# [Фрагмент документа]
####################

Шмитт действительно заимствовал это понятие у русского анархиста, но для того ли, чтобы с его помощью защищать теологию? Неужели Шмитт был занят не тем, чтобы принимать деятельное участие в политической и научной борьбе, а маскировкой своей «теологии» там, где его формулы могли реально менять направление дискуссий? И если предположить, что «дело Шмитта» - это спасение теологии путём вкрапления её в актуальную политическую теорию (и практику) - тогда Х.Майер идёт вразрез с логикой «криптотеологии», когда выводит её на свет. Если Шмитт не руководствовался верой как личным принципом, затачивая свою теорию под осуществление в современном мире важных для него принципов, а пытался навязать миру теологию, замаскированную под понятие политического - тогда его работы вряд ли имеют научную значимость, за исключением их значения для сторонников такой «теологии». Особую важность, следовательно, получает задача демонстрации такого взгляда на политическую теологию Шмитта, который бы разграничивал религиозные предпосылки автора и его теоретические новшества.

Текст «Политической теологии» состоит из четырёх глав. Первую и третью главы можно условно обозначить как наиболее значимые, содержащие основные тезисы, вторую и четвёртую - как пояснения к ним, экскурс в историю и демонстрацию примеров. Проблема соотношения политики и теологии наиболее полно раскрывается в третьей и четвёртой главах, поэтому мы ставим третью главу в центр изложения.

Название третьей главы повторяет название книги: «Политическая теология». Значит, в ней в первую очередь следует искать пояснений о том, что именно Шмитт называет политической теологией. Она открывается хорошо известным предложением: «Все точные понятия современного учения о государстве представляют собой секуляризованные теологические понятия» (Шмитт 2016, с.34). Далее идёт пояснение, что эти понятия таковы не только по своему историческому развитию, но и в их систематической структуре. Это крайне важно для нашей трактовки политической теологии. Секуляризация понимается не просто как заимствование самих понятий, но и перенимание их структуры и структуры отношений между понятиями. То есть, в конечном счёте, не сами понятия здесь играют решающую роль, но некая структура, которая трафаретно перерисовывается с теологии учением о государстве. Наличие структуры означает наличие чего-то нейтрального, рационального, научного, отличного от теологического авторитета. Нужно чётко различать два мира: теологии и политики.

####################

# [Исходные данные]
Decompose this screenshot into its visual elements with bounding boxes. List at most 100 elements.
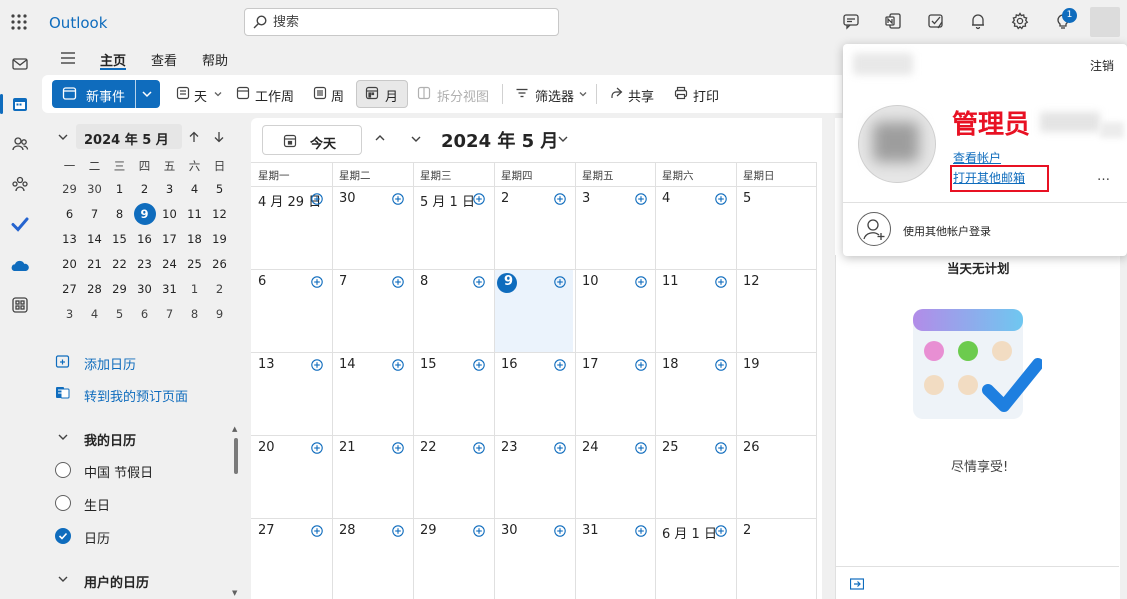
mini-calendar-day[interactable]: 10	[157, 202, 182, 227]
day-view-button[interactable]: 天	[194, 86, 207, 105]
mini-calendar-day[interactable]: 9	[207, 302, 232, 327]
tab-view[interactable]: 查看	[151, 50, 177, 69]
chevron-down-icon[interactable]	[578, 89, 588, 99]
calendar-day-number[interactable]: 9	[504, 274, 513, 289]
share-button[interactable]: 共享	[628, 86, 654, 105]
hamburger-menu-icon[interactable]	[59, 51, 77, 65]
add-event-icon[interactable]	[635, 276, 647, 288]
mini-calendar-day[interactable]: 24	[157, 252, 182, 277]
calendar-day-number[interactable]: 17	[582, 357, 599, 372]
filter-button[interactable]: 筛选器	[535, 86, 574, 105]
calendar-day-number[interactable]: 22	[420, 440, 437, 455]
calendar-day-number[interactable]: 15	[420, 357, 437, 372]
calendar-title[interactable]: 2024 年 5 月	[441, 127, 558, 153]
mini-calendar-day[interactable]: 13	[57, 227, 82, 252]
calendar-day-number[interactable]: 16	[501, 357, 518, 372]
mini-calendar-day[interactable]: 5	[107, 302, 132, 327]
add-event-icon[interactable]	[554, 442, 566, 454]
add-event-icon[interactable]	[311, 276, 323, 288]
add-event-icon[interactable]	[473, 525, 485, 537]
add-event-icon[interactable]	[715, 442, 727, 454]
people-icon[interactable]	[11, 135, 31, 155]
work-week-button[interactable]: 工作周	[255, 86, 294, 105]
mini-calendar-day[interactable]: 29	[57, 177, 82, 202]
mini-calendar-day[interactable]: 28	[82, 277, 107, 302]
chat-icon[interactable]	[842, 12, 862, 32]
print-button[interactable]: 打印	[693, 86, 719, 105]
calendar-day-number[interactable]: 27	[258, 523, 275, 538]
tab-home[interactable]: 主页	[100, 50, 126, 69]
mini-calendar-day[interactable]: 12	[207, 202, 232, 227]
calendar-day-number[interactable]: 30	[501, 523, 518, 538]
add-event-icon[interactable]	[635, 193, 647, 205]
app-launcher-icon[interactable]	[10, 13, 30, 33]
add-event-icon[interactable]	[554, 525, 566, 537]
mini-calendar-day[interactable]: 26	[207, 252, 232, 277]
onenote-icon[interactable]	[884, 12, 904, 32]
mini-calendar-day[interactable]: 2	[132, 177, 157, 202]
add-event-icon[interactable]	[392, 193, 404, 205]
calendar-day-number[interactable]: 21	[339, 440, 356, 455]
add-event-icon[interactable]	[473, 276, 485, 288]
account-avatar[interactable]	[1090, 7, 1120, 37]
calendar-toggle-holidays[interactable]	[55, 462, 71, 478]
add-event-icon[interactable]	[635, 359, 647, 371]
mini-calendar-day[interactable]: 30	[132, 277, 157, 302]
calendar-name-birthdays[interactable]: 生日	[84, 495, 110, 514]
calendar-day-number[interactable]: 8	[420, 274, 428, 289]
collapse-pane-icon[interactable]	[850, 578, 864, 590]
add-event-icon[interactable]	[392, 276, 404, 288]
mini-calendar-day[interactable]: 3	[57, 302, 82, 327]
add-event-icon[interactable]	[311, 525, 323, 537]
mini-calendar-day[interactable]: 22	[107, 252, 132, 277]
next-month-icon[interactable]	[410, 133, 422, 145]
chevron-down-icon[interactable]	[141, 88, 153, 100]
mini-calendar-day[interactable]: 5	[207, 177, 232, 202]
mini-calendar-title[interactable]: 2024 年 5 月	[84, 129, 169, 148]
add-account-icon[interactable]	[857, 212, 891, 246]
mini-calendar-day[interactable]: 11	[182, 202, 207, 227]
scroll-up-icon[interactable]: ▲	[232, 425, 237, 433]
mini-calendar-day[interactable]: 27	[57, 277, 82, 302]
arrow-down-icon[interactable]	[213, 131, 225, 143]
add-event-icon[interactable]	[311, 442, 323, 454]
mini-calendar-day[interactable]: 25	[182, 252, 207, 277]
mini-calendar-day[interactable]: 3	[157, 177, 182, 202]
mini-calendar-day[interactable]: 15	[107, 227, 132, 252]
open-other-mailbox-link[interactable]: 打开其他邮箱	[953, 169, 1025, 186]
calendar-day-number[interactable]: 18	[662, 357, 679, 372]
more-options-button[interactable]: …	[1097, 169, 1111, 184]
sign-out-link[interactable]: 注销	[1090, 57, 1114, 74]
booking-page-link[interactable]: 转到我的预订页面	[84, 386, 188, 405]
mini-calendar-day[interactable]: 20	[57, 252, 82, 277]
week-view-button[interactable]: 周	[331, 86, 344, 105]
notes-icon[interactable]	[927, 12, 947, 32]
calendar-day-number[interactable]: 2	[743, 523, 751, 538]
mini-calendar-day[interactable]: 4	[182, 177, 207, 202]
add-event-icon[interactable]	[311, 359, 323, 371]
mini-calendar-day[interactable]: 8	[107, 202, 132, 227]
todo-check-icon[interactable]	[11, 215, 31, 235]
calendar-day-number[interactable]: 2	[501, 191, 509, 206]
mini-calendar-day[interactable]: 4	[82, 302, 107, 327]
add-event-icon[interactable]	[473, 442, 485, 454]
calendar-name-calendar[interactable]: 日历	[84, 528, 110, 547]
chevron-down-icon[interactable]	[557, 133, 569, 145]
groups-icon[interactable]	[11, 175, 31, 195]
my-calendars-heading[interactable]: 我的日历	[84, 430, 136, 449]
calendar-day-number[interactable]: 12	[743, 274, 760, 289]
chevron-down-icon[interactable]	[57, 573, 69, 585]
today-button[interactable]: 今天	[262, 125, 362, 155]
mini-calendar-day[interactable]: 7	[82, 202, 107, 227]
calendar-day-number[interactable]: 7	[339, 274, 347, 289]
calendar-day-number[interactable]: 6	[258, 274, 266, 289]
chevron-down-icon[interactable]	[213, 89, 223, 99]
add-event-icon[interactable]	[715, 359, 727, 371]
mini-calendar-day[interactable]: 29	[107, 277, 132, 302]
add-event-icon[interactable]	[554, 193, 566, 205]
mini-calendar-day[interactable]: 6	[132, 302, 157, 327]
calendar-day-number[interactable]: 24	[582, 440, 599, 455]
calendar-day-number[interactable]: 14	[339, 357, 356, 372]
mini-calendar-day[interactable]: 8	[182, 302, 207, 327]
month-view-button[interactable]	[356, 80, 408, 108]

####################

# [Письменные задания]
1 - Как называется третья глава «Политической теологии», согласно фрагменту о Шмитте?
2 - Назовите все главы «Политической теологии», о которых говорит фрагмент о Шмитте, и укажите, какую роль текст отводит каждой из них.
3 - Продолжите фрагмент о политической теологии Шмитта, начиная сразу после его последнего предложения.

# [Письменные ответы]
1 - Третья глава называется «Политическая теология», так же как книга.

2 -
- Первая глава — одна из наиболее значимых, содержит основные тезисы.
- Вторая глава — пояснения к основным тезисам, экскурс в историю и демонстрация примеров.
- Третья глава — одна из наиболее значимых, содержит основные тезисы. Вместе с четвёртой наиболее полно раскрывает проблему соотношения политики и теологии и поставлена в центр изложения.
- Четвёртая глава — пояснения, экскурс в историю и демонстрация примеров. Вместе с третьей наиболее полно раскрывает проблему соотношения политики и теологии.

3 -
В каждом из миров есть главные понятия и подчинённые понятия, получающие смысл в своей связи с центральными понятиями. Поскольку два мира, два языка одинаково структурированы, они зеркально отображают друг друга. Так, суверен в политике занимает то же место, что Бог в теологии, но не Богом объясняется, почему суверен занимает своё место, а тем, что суверен способен, подобно (аналогично) Богу, продемонстрировать «чудо» (там же, с.34) - принять решение о чрезвычайном положении (там же, с.8). Вопрос не стоит таким образом, что могущество суверена обосновывается отсылкой к Богу - напротив, суверен целиком сам отвечает за эффективность своих действий. Он уподобляется Богу тогда, когда становится полновластным правителем. Суверен объявляет некоторую ситуацию экстремальной, угрожающей порядку и распоряжается о том, каким образом данная опасность должна быть ликвидирована (там же, с.10).

Аналогия чуда состоит в том, что нет никаких нормативно оформленных ожиданий того, в какой конкретно ситуации и каким образом будет проявляться суверенитет. Это ситуация исключения, предельная ситуация, аналогичная объявлению войны. Описать такую ситуацию можно только в общих формулировках, указав на угрозу существования государства, но фактический состав такой ситуации заранее описать невозможно (там же, сс.9-10). Поэтому задача суверена не может сводиться к нормативно регулируемым полномочиям в заранее оговоренных случаях. Шмитт указывает, таким образом, на ограниченность чисто юридического взгляда на проблему суверенитета и акцентирует внимание на важности исключительного случая. Проявление суверенитета - это фактическая демонстрация власти, установление порядка в обход права (там же, с.14).

Опасная ситуация может сложиться в результате спора, который невозможно разрешить с помощью имеющейся конституции. Если спор достигает высокой интенсивности, начиная угрожать конституции, ситуацию можно расценивать как чрезвычайную. Но, опять же, решение о том, что ситуация именно такова остаётся за сувереном. Шмитт пишет, что теоретически, можно законодательно закрепить, кому разрешено действовать (там же, с.10), но это не исчерпывает возможных вариантов, так как, в зависимости от конкретного положения дел, сувереном может оказаться император, князь или народ (там же, с.12). Можно видеть ту же самою двойственность, обнаруживаемую в «Понятии политического»: теоретически фиксируется некая предельная ситуация и свойственные ей понятия, одновременно их содержание целиком привязывается к фактичности, так что нельзя пойти дальше предоставленных формул до тех пор, пока не имеется реальный прецедент. Данная неопределённость разрешима за счёт перехода от юридического рассмотрения к социологии юридических понятий.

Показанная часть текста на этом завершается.